**Written tasks**
(a) According to the film shoot diary, how many people are packed into the studio apartment?
(b) Extend the film shoot diary past its last line, keeping its first-person voice.

--- Reading passage ---

- Friday, March 22, 3:30p.m. DAY 1
Who says we don’t have a sense of humor? First shot of the day: A cemetery! Lead character Falcon(Rush Pearson) lays a wreath, rises to be observed-confronted by a Lynchian groundskeeper (Rich Cotovsky). 20 degree late-March temps with wind chills make it feel like zero. Perhaps it’s basic superstition but this former craps dealer is not starting out in a graveyard. Sit this one out. Skeleton crew grabs the shot.
16 months of conception and pre-production have come down to this as I approach the West George apartment location of IVAN44. Ivan is a slimy sub-basement-living mofo, a client of Mayfaircams and Little Orphan Annie. We’ve found the appropriate teeny-tiny location and I’m surprised when the first person I see is Rush, hanging outside. “Whacha doin’?” “Grabbing some air.” “Where is everyone?” “In there,” sez our Falcon, pointing down into the windowless studio apartment. I open the door, to find an anthill…
No less than 30 people. In a studio apartment?! Note to self: Next time you write in: “Lives in a tiny sub-basement” remember that you’re actually going to have to shoot the thing in that sub-basement! We’re crammed in but organized, every department well coordinated starting with our intrepid director (Boris Wexler). As Sara from Art Department organizes a cheesy, frameless Botticelli on the wall, Boris works with our DP extraordinare (Fred Miller), looking over framing, talking lenses. G&E crew busy themselves setting up lights. The wonderful lady who donated her apartment and her cute kittie are locked behind her bedroom door. I walk a whole five paces to get to the only other room in the joint, the kitchen, where the staff for makeup, wardrobe, data management, catering, actors and PA’s are all slammed one atop another. A human car wash. A brave few have ventured into the backyard where a table with snacks and beverages has been set up in the zero degree windchills. Everyone here has a defined job and so do I…
I’m the Writer-On-Set. Christ help me….

--- Data shown ---

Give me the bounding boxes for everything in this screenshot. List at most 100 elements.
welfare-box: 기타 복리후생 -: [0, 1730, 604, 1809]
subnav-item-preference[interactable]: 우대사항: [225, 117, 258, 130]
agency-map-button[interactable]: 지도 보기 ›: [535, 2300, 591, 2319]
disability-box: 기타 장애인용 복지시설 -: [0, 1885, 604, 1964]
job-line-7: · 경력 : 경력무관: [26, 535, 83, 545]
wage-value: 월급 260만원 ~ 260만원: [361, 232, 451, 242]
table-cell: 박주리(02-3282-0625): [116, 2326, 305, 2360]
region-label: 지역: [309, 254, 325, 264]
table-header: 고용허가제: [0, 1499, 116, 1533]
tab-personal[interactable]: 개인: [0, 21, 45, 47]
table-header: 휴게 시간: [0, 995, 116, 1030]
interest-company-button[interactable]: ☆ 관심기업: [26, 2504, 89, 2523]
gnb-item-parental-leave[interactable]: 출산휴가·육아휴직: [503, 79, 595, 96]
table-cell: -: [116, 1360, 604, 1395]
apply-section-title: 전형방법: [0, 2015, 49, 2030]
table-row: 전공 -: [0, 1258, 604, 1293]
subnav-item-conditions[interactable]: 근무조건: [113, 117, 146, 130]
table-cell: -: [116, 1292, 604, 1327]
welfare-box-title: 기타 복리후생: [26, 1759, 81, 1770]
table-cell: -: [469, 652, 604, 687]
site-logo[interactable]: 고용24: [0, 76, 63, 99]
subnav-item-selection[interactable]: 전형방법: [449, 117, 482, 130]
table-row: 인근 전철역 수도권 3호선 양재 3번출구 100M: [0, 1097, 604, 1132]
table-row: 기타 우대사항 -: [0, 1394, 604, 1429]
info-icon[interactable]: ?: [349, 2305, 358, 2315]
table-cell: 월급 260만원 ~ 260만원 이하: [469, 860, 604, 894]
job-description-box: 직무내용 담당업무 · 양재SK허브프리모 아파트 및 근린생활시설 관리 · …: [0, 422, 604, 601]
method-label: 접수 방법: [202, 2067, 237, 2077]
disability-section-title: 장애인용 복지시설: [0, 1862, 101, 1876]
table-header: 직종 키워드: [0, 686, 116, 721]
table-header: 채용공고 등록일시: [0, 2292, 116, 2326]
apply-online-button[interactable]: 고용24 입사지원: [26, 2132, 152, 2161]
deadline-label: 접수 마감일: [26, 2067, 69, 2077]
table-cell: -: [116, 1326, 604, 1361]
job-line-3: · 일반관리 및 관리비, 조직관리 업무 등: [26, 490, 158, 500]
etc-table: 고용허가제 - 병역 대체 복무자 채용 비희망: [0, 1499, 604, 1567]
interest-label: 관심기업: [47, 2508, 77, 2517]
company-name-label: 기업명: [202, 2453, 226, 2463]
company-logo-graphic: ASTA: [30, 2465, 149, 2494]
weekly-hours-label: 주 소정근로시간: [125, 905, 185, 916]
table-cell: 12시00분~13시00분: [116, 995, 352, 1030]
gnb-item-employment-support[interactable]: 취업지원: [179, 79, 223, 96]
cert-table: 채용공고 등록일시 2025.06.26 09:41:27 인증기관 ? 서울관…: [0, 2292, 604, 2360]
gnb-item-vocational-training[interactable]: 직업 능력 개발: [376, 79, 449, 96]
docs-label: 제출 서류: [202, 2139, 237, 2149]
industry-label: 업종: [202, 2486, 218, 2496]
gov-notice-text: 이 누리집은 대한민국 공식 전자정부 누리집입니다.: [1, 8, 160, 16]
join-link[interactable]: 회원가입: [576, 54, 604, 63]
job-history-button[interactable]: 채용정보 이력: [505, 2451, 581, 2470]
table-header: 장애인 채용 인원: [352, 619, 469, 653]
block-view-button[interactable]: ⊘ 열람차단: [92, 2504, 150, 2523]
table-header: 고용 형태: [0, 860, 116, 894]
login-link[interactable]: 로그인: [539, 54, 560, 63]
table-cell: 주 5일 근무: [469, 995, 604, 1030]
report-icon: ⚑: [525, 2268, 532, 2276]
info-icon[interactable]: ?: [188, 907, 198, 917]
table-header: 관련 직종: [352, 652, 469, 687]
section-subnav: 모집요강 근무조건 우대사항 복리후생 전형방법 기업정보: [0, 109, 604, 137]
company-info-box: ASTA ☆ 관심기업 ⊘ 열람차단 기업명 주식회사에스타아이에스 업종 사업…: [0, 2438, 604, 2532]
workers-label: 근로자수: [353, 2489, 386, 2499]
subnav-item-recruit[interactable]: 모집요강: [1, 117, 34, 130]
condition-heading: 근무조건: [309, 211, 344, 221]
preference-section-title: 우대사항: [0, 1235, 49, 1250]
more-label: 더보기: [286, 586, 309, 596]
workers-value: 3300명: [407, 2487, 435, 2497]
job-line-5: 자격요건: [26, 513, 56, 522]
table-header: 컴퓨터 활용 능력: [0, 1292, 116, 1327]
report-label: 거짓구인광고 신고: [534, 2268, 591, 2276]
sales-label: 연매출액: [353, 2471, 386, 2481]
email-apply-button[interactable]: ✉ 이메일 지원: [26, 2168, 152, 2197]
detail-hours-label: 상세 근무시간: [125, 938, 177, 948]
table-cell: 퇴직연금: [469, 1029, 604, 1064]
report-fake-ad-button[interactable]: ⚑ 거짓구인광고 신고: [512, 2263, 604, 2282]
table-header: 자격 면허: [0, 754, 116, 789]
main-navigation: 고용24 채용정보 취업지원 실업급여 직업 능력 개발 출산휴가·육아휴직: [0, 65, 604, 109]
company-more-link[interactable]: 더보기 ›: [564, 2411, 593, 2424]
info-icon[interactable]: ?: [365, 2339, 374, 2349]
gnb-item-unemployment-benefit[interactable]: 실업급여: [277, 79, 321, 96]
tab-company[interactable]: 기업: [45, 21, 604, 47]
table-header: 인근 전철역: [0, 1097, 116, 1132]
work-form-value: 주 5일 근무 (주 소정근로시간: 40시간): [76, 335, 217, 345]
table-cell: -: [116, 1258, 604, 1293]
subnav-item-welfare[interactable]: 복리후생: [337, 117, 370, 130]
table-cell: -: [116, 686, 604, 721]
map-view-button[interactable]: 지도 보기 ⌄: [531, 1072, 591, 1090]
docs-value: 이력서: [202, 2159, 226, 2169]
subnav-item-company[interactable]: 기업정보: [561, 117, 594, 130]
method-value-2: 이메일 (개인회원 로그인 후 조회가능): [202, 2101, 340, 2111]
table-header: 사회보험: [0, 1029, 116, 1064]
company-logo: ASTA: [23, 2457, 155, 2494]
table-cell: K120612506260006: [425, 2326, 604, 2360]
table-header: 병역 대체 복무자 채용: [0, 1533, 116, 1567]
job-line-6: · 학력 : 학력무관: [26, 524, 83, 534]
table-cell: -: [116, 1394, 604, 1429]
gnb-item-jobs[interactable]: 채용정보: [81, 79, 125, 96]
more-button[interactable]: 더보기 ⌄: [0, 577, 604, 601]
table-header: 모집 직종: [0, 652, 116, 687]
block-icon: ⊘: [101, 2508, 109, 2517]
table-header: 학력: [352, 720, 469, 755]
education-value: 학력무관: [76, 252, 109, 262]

---

**Final results**
(a) No less than 30 people.

(b)
I forget if it was Boris or I who devised that I’d be taking “additional photography” on set. For the DVD, for social media purposes, the backstage looks at the making of Chat. It’s nice to have an active function on set but writers, I’m here to tell ya, the cliché is true. Never is a person so useless as to be the guy on set who created the whole enchillada. The fact that you’re the reason everyone of those people are there doesn’t much matter. They’re working—you’re a tourist. But it’s the dream, right? To finally, FINALLY, watch it all come together. But as writer that’s pretty much all you’re doing. You’re a fanboy within your own world. I do my best to stay out of the way while 30 folks all around me help my vision come to pass.
Art and camera are ready for Talent. Enter Little Orphan Annie (Marielle de Rocca Serra) and Ivan44 (Pat Zielinksi). The script calls for Ivan44 to bait Annie into a meeting at his place with claims that he’s contacted Falcon’s daughter (Caitlin Collins). When she arrives he tries to “perv” on her and gets slammed into the wall by an angry Falcon. AD Paula calls quiet on the set. Don’t ask me howtwenty some-odd people go silent in that kitchen, but they do so, and we shoot sleezy Ivan44 on his chat cam, then forcing Falcon to stay outside as he gets in Annie’s face, then Falcon saving the day. We cover the hell out of this scene and the better part of the day vanishes in rehersals, multiple takes, reverses, and pickups. Look up, it’s midnight.
Onto Day 2.
- Saturday, March 23: 12 noon: DAY 2
We’re down at our home for the next three weeks, a large office space on West Jackson near the Chicago Board Of Trade. This office takes up a good portion of the second floor of the entire building. As small as the Ivan location was, that’s how big this joint is.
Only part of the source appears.